— What you have to do —
Isolate every line in the records below with "illis" in it.
-------- Record excerpts
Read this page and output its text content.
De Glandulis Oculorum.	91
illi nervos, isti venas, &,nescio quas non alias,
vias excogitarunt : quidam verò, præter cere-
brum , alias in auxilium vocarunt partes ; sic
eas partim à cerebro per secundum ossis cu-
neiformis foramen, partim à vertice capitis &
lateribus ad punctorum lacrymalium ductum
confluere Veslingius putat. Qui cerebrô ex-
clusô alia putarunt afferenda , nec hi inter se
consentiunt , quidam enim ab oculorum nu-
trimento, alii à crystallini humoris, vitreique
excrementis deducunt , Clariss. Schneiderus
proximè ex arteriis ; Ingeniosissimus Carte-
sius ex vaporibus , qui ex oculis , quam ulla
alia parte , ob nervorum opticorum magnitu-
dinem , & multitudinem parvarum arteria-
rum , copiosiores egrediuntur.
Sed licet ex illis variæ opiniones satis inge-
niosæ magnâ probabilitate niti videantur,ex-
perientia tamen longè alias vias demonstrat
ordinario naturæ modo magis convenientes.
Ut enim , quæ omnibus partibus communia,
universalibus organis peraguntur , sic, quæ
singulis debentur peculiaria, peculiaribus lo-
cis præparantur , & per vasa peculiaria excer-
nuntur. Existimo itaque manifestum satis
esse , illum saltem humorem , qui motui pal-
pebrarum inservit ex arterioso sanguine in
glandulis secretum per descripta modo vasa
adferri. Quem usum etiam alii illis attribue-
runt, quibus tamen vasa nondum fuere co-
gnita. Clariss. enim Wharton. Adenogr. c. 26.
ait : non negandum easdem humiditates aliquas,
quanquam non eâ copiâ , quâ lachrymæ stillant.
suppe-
----------------
— Solution to the exercise —
Sed licet ex illis variæ opiniones satis inge-
adferri. Quem usum etiam alii illis attribue-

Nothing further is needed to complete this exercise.